### Passage
━━━━━━
The MINISTER OF FORESTRY:

How?

Mr. R. J. LORIMER:

If the hon. the Minister wants to know how, I will tell him. We are in a situation now where the hon. the Minister is in complete conflict with the bulk of the timber industry, and in saying that, I am talking about the volume of turnover. The hon. the Minister has now gone against the processors and the big growers. These people—this we had time and time again in the evidence—have been exercising a voluntary quota system in terms of which they agreed to use say 80% of their own timber while they took 80% of the timber of their regular suppliers. Now the hon. the Minister has, in his wisdom, taken this power. I want to make the forecast that these people will now say that this is the hon. the Minister’s responsibility. They will now ask why they should bother about the interests of the small grower. They are going to say that they are going to use their timber for as long as they want to, thereby forcing the hon. the Minister into a situation where he will try to operate a quota system which will not work.

The MINISTER OF FORESTRY:

You do not know a thing about the industry. You had better keep quiet.

Mr. R. J. LORIMER:

The hon. the Minister says I do not know a thing about the industry.

The MINISTER OF FORESTRY:

What about the department? How must they work now?

Mr. R. J. LORIMER:

As I said in my Second Reading speech, the department has exercised discipline and restraint themselves. However, I find it extraordinary, in the first instance, that the hon. the Minister should have taken this step when the bulk of the industry is against it. I also think it is a little extraordinary that the hon. the Minister will not accept that he is in conflict with the bulk of the industry. They are going to feel very sore and aggrieved about this, and he knows it. He knows he is putting his head into a noose. I suggested to the hon. the Minister that he come back to us before he instituted what we may call a control board or anything like it. However, he has not given us that assurance. I think the hon. Minister knows that he is going to be forced into a situation where he is going to have to determine simple prices and where he will have to set up a bureaucracy. This is typical of the Government. They just love creating a bureaucratic empire.
━━━━━━
### What you need to do
a: Quote the forestry debate between "You do not know" and "I do not know a thing about the industry.", inclusive.
b: In the forestry debate, what does the Minister of Forestry tell Mr. R. J. Lorimer he had better do?
c: Summarize the forestry debate in two sentences.

(Items listed in a dataset)
━━━━━━
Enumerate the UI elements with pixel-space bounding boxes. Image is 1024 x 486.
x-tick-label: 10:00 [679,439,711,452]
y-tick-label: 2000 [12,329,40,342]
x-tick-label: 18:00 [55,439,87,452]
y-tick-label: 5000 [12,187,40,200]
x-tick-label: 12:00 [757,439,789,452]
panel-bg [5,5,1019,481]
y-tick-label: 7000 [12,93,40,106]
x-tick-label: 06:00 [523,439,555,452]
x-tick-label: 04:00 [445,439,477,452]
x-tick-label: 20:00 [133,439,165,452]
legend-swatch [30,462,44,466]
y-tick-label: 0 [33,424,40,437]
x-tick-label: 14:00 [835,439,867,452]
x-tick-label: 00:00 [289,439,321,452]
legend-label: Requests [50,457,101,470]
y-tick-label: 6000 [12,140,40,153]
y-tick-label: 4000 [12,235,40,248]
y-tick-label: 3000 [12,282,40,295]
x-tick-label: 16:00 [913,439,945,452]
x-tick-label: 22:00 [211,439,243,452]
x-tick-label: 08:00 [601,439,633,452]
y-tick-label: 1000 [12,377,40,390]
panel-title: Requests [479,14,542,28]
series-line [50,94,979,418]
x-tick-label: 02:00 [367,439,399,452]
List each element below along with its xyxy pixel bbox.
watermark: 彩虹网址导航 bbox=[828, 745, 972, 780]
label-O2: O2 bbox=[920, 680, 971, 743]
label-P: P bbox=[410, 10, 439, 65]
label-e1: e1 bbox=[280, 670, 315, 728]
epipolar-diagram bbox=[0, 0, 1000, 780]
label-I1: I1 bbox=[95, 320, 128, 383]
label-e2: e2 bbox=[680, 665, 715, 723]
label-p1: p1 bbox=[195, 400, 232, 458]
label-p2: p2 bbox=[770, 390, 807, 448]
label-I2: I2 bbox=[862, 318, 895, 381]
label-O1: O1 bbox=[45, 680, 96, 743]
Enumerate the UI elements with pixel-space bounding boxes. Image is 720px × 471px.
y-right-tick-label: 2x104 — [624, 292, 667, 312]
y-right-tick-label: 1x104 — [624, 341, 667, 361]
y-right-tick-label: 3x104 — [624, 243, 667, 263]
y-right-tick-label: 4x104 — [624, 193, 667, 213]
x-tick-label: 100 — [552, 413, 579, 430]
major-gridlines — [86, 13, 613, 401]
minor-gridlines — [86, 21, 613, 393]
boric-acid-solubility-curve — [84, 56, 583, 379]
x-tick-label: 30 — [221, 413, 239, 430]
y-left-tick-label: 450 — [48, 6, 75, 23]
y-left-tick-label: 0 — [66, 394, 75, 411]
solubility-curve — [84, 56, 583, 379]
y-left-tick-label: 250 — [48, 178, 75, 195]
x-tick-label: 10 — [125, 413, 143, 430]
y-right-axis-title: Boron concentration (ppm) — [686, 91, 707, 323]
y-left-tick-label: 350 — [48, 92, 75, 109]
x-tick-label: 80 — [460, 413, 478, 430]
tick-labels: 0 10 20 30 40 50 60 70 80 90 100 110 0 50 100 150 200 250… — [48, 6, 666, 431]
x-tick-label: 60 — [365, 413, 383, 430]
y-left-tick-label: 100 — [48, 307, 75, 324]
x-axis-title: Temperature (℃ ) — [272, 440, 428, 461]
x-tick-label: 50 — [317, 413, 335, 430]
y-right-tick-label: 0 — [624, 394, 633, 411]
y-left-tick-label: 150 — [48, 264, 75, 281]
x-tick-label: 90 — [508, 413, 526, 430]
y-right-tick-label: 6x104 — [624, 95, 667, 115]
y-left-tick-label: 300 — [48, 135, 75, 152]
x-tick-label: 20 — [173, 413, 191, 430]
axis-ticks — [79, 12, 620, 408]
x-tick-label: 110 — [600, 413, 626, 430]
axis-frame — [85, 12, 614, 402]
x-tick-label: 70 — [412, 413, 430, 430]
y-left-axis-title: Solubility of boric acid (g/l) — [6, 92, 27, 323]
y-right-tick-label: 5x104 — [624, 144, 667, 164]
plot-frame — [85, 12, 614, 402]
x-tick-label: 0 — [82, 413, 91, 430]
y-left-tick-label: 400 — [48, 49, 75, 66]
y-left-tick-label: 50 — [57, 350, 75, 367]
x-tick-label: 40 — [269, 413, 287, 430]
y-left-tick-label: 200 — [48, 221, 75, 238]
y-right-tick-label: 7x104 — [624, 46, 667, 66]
━━━━━━
### Final results
a:
You do not know a thing about the industry. You had better keep quiet.

Mr. R. J. LORIMER:

The hon. the Minister says I do not know a thing about the industry.

b: Keep quiet.

c: Mr. R. J. Lorimer argues that the Minister of Forestry is in conflict with the bulk of the timber industry by taking a power that processors and big growers had exercised through a voluntary quota system, and he predicts they will stop bothering about the interests of small growers. He adds that the Minister has not given the assurance he asked for and will be forced to determine prices and set up a bureaucracy, while the Minister replies that Lorimer does not know a thing about the industry.